THE PROBLEM: Copy all of the records below verbatim.

DATA IN THIS EXERCISE:
----------------------------------------

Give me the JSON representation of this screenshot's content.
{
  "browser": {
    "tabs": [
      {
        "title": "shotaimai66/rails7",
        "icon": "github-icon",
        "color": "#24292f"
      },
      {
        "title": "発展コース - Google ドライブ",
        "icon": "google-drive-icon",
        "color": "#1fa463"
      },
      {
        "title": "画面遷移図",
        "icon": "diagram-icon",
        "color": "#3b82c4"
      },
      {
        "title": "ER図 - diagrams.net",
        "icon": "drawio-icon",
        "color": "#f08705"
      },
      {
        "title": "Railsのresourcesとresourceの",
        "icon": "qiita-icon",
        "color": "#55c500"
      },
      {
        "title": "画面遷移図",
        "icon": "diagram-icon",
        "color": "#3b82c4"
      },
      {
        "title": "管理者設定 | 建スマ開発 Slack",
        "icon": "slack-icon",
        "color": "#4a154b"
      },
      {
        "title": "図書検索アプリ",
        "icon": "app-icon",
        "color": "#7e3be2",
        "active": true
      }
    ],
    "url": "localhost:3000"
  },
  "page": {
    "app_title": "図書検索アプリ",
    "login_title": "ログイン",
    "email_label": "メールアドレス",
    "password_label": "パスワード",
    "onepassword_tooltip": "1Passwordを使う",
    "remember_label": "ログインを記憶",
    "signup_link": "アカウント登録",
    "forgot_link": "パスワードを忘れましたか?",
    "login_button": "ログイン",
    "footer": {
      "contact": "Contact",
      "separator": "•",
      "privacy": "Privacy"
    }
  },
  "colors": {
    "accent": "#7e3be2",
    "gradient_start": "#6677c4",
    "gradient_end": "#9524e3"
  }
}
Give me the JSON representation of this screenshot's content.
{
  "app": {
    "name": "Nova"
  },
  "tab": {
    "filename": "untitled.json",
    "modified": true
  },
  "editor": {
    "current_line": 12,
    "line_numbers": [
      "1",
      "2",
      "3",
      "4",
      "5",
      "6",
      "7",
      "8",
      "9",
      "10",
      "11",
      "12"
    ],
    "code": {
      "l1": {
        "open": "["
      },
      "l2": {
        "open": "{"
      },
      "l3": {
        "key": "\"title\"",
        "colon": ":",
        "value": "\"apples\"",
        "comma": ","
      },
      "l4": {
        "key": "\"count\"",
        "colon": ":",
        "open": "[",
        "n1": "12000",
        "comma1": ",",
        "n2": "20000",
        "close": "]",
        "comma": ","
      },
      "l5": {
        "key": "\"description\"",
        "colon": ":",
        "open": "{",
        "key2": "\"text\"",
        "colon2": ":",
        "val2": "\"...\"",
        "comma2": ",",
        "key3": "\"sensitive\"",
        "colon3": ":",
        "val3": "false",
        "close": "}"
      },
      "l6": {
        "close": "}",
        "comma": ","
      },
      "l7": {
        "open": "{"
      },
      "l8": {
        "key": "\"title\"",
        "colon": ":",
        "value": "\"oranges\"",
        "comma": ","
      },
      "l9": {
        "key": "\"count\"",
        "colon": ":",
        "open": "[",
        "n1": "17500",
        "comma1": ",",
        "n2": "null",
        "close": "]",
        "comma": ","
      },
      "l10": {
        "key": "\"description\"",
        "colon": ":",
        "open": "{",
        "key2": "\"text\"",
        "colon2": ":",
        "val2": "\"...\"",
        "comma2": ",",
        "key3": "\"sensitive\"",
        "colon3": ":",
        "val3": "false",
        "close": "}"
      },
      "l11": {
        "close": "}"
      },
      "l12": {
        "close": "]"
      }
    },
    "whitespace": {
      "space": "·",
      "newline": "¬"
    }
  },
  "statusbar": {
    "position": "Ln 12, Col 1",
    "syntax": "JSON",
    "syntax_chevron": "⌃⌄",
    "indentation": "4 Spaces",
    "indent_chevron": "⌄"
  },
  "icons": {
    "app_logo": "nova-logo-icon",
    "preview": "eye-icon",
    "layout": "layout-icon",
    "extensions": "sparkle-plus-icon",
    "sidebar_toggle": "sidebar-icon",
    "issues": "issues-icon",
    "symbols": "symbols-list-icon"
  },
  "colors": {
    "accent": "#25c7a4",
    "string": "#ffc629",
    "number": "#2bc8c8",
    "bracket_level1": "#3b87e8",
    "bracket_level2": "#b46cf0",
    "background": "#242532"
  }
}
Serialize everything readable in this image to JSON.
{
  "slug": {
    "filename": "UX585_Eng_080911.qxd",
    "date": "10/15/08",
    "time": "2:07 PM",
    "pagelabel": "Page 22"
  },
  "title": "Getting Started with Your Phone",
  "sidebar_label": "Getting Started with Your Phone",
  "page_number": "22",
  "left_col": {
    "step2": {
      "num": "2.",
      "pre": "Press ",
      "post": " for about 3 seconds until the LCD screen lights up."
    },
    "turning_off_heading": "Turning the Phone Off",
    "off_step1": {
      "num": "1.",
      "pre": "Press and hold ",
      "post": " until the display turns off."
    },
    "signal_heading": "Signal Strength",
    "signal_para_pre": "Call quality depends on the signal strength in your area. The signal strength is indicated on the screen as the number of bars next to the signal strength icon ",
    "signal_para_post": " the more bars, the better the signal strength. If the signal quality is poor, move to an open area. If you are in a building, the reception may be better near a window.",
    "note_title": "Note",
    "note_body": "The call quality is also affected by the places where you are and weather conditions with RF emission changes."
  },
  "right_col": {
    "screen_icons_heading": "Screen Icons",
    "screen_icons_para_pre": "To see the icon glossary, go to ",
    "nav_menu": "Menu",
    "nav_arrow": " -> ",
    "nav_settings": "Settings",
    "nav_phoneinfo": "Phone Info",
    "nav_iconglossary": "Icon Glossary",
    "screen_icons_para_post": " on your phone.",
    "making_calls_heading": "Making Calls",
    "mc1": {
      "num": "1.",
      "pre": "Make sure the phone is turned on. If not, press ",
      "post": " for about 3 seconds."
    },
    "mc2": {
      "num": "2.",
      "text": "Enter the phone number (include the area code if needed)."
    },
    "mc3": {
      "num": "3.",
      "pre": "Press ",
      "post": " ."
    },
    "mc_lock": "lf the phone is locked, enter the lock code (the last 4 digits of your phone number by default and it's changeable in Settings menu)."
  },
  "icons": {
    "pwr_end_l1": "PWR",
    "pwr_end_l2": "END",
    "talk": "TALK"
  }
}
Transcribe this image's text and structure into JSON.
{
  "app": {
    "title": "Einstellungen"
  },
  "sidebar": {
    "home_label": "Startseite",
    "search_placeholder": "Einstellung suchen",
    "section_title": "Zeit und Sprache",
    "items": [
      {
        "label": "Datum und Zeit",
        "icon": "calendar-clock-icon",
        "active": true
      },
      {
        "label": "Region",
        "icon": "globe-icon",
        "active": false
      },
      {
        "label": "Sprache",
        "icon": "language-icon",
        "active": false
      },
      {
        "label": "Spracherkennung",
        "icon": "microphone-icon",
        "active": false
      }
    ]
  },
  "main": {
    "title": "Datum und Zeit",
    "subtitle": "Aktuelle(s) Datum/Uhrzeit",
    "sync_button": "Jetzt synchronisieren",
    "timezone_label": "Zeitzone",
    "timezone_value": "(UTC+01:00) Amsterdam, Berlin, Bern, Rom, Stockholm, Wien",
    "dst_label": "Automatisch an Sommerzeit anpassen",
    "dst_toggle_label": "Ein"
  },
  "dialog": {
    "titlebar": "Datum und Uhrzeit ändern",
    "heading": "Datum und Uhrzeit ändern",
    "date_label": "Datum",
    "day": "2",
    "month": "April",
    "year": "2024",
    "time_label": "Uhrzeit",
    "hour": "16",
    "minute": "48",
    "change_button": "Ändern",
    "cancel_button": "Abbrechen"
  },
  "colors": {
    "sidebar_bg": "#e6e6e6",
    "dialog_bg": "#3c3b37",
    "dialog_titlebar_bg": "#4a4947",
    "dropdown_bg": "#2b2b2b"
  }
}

----------------------------------------

ANSWER FOR THE TASK:
Give me the JSON representation of this screenshot's content.
{
  "browser": {
    "tabs": [
      {
        "title": "shotaimai66/rails7",
        "icon": "github-icon",
        "color": "#24292f"
      },
      {
        "title": "発展コース - Google ドライブ",
        "icon": "google-drive-icon",
        "color": "#1fa463"
      },
      {
        "title": "画面遷移図",
        "icon": "diagram-icon",
        "color": "#3b82c4"
      },
      {
        "title": "ER図 - diagrams.net",
        "icon": "drawio-icon",
        "color": "#f08705"
      },
      {
        "title": "Railsのresourcesとresourceの",
        "icon": "qiita-icon",
        "color": "#55c500"
      },
      {
        "title": "画面遷移図",
        "icon": "diagram-icon",
        "color": "#3b82c4"
      },
      {
        "title": "管理者設定 | 建スマ開発 Slack",
        "icon": "slack-icon",
        "color": "#4a154b"
      },
      {
        "title": "図書検索アプリ",
        "icon": "app-icon",
        "color": "#7e3be2",
        "active": true
      }
    ],
    "url": "localhost:3000"
  },
  "page": {
    "app_title": "図書検索アプリ",
    "login_title": "ログイン",
    "email_label": "メールアドレス",
    "password_label": "パスワード",
    "onepassword_tooltip": "1Passwordを使う",
    "remember_label": "ログインを記憶",
    "signup_link": "アカウント登録",
    "forgot_link": "パスワードを忘れましたか?",
    "login_button": "ログイン",
    "footer": {
      "contact": "Contact",
      "separator": "•",
      "privacy": "Privacy"
    }
  },
  "colors": {
    "accent": "#7e3be2",
    "gradient_start": "#6677c4",
    "gradient_end": "#9524e3"
  }
}
Give me the JSON representation of this screenshot's content.
{
  "app": {
    "name": "Nova"
  },
  "tab": {
    "filename": "untitled.json",
    "modified": true
  },
  "editor": {
    "current_line": 12,
    "line_numbers": [
      "1",
      "2",
      "3",
      "4",
      "5",
      "6",
      "7",
      "8",
      "9",
      "10",
      "11",
      "12"
    ],
    "code": {
      "l1": {
        "open": "["
      },
      "l2": {
        "open": "{"
      },
      "l3": {
        "key": "\"title\"",
        "colon": ":",
        "value": "\"apples\"",
        "comma": ","
      },
      "l4": {
        "key": "\"count\"",
        "colon": ":",
        "open": "[",
        "n1": "12000",
        "comma1": ",",
        "n2": "20000",
        "close": "]",
        "comma": ","
      },
      "l5": {
        "key": "\"description\"",
        "colon": ":",
        "open": "{",
        "key2": "\"text\"",
        "colon2": ":",
        "val2": "\"...\"",
        "comma2": ",",
        "key3": "\"sensitive\"",
        "colon3": ":",
        "val3": "false",
        "close": "}"
      },
      "l6": {
        "close": "}",
        "comma": ","
      },
      "l7": {
        "open": "{"
      },
      "l8": {
        "key": "\"title\"",
        "colon": ":",
        "value": "\"oranges\"",
        "comma": ","
      },
      "l9": {
        "key": "\"count\"",
        "colon": ":",
        "open": "[",
        "n1": "17500",
        "comma1": ",",
        "n2": "null",
        "close": "]",
        "comma": ","
      },
      "l10": {
        "key": "\"description\"",
        "colon": ":",
        "open": "{",
        "key2": "\"text\"",
        "colon2": ":",
        "val2": "\"...\"",
        "comma2": ",",
        "key3": "\"sensitive\"",
        "colon3": ":",
        "val3": "false",
        "close": "}"
      },
      "l11": {
        "close": "}"
      },
      "l12": {
        "close": "]"
      }
    },
    "whitespace": {
      "space": "·",
      "newline": "¬"
    }
  },
  "statusbar": {
    "position": "Ln 12, Col 1",
    "syntax": "JSON",
    "syntax_chevron": "⌃⌄",
    "indentation": "4 Spaces",
    "indent_chevron": "⌄"
  },
  "icons": {
    "app_logo": "nova-logo-icon",
    "preview": "eye-icon",
    "layout": "layout-icon",
    "extensions": "sparkle-plus-icon",
    "sidebar_toggle": "sidebar-icon",
    "issues": "issues-icon",
    "symbols": "symbols-list-icon"
  },
  "colors": {
    "accent": "#25c7a4",
    "string": "#ffc629",
    "number": "#2bc8c8",
    "bracket_level1": "#3b87e8",
    "bracket_level2": "#b46cf0",
    "background": "#242532"
  }
}
Serialize everything readable in this image to JSON.
{
  "slug": {
    "filename": "UX585_Eng_080911.qxd",
    "date": "10/15/08",
    "time": "2:07 PM",
    "pagelabel": "Page 22"
  },
  "title": "Getting Started with Your Phone",
  "sidebar_label": "Getting Started with Your Phone",
  "page_number": "22",
  "left_col": {
    "step2": {
      "num": "2.",
      "pre": "Press ",
      "post": " for about 3 seconds until the LCD screen lights up."
    },
    "turning_off_heading": "Turning the Phone Off",
    "off_step1": {
      "num": "1.",
      "pre": "Press and hold ",
      "post": " until the display turns off."
    },
    "signal_heading": "Signal Strength",
    "signal_para_pre": "Call quality depends on the signal strength in your area. The signal strength is indicated on the screen as the number of bars next to the signal strength icon ",
    "signal_para_post": " the more bars, the better the signal strength. If the signal quality is poor, move to an open area. If you are in a building, the reception may be better near a window.",
    "note_title": "Note",
    "note_body": "The call quality is also affected by the places where you are and weather conditions with RF emission changes."
  },
  "right_col": {
    "screen_icons_heading": "Screen Icons",
    "screen_icons_para_pre": "To see the icon glossary, go to ",
    "nav_menu": "Menu",
    "nav_arrow": " -> ",
    "nav_settings": "Settings",
    "nav_phoneinfo": "Phone Info",
    "nav_iconglossary": "Icon Glossary",
    "screen_icons_para_post": " on your phone.",
    "making_calls_heading": "Making Calls",
    "mc1": {
      "num": "1.",
      "pre": "Make sure the phone is turned on. If not, press ",
      "post": " for about 3 seconds."
    },
    "mc2": {
      "num": "2.",
      "text": "Enter the phone number (include the area code if needed)."
    },
    "mc3": {
      "num": "3.",
      "pre": "Press ",
      "post": " ."
    },
    "mc_lock": "lf the phone is locked, enter the lock code (the last 4 digits of your phone number by default and it's changeable in Settings menu)."
  },
  "icons": {
    "pwr_end_l1": "PWR",
    "pwr_end_l2": "END",
    "talk": "TALK"
  }
}
Transcribe this image's text and structure into JSON.
{
  "app": {
    "title": "Einstellungen"
  },
  "sidebar": {
    "home_label": "Startseite",
    "search_placeholder": "Einstellung suchen",
    "section_title": "Zeit und Sprache",
    "items": [
      {
        "label": "Datum und Zeit",
        "icon": "calendar-clock-icon",
        "active": true
      },
      {
        "label": "Region",
        "icon": "globe-icon",
        "active": false
      },
      {
        "label": "Sprache",
        "icon": "language-icon",
        "active": false
      },
      {
        "label": "Spracherkennung",
        "icon": "microphone-icon",
        "active": false
      }
    ]
  },
  "main": {
    "title": "Datum und Zeit",
    "subtitle": "Aktuelle(s) Datum/Uhrzeit",
    "sync_button": "Jetzt synchronisieren",
    "timezone_label": "Zeitzone",
    "timezone_value": "(UTC+01:00) Amsterdam, Berlin, Bern, Rom, Stockholm, Wien",
    "dst_label": "Automatisch an Sommerzeit anpassen",
    "dst_toggle_label": "Ein"
  },
  "dialog": {
    "titlebar": "Datum und Uhrzeit ändern",
    "heading": "Datum und Uhrzeit ändern",
    "date_label": "Datum",
    "day": "2",
    "month": "April",
    "year": "2024",
    "time_label": "Uhrzeit",
    "hour": "16",
    "minute": "48",
    "change_button": "Ändern",
    "cancel_button": "Abbrechen"
  },
  "colors": {
    "sidebar_bg": "#e6e6e6",
    "dialog_bg": "#3c3b37",
    "dialog_titlebar_bg": "#4a4947",
    "dropdown_bg": "#2b2b2b"
  }
}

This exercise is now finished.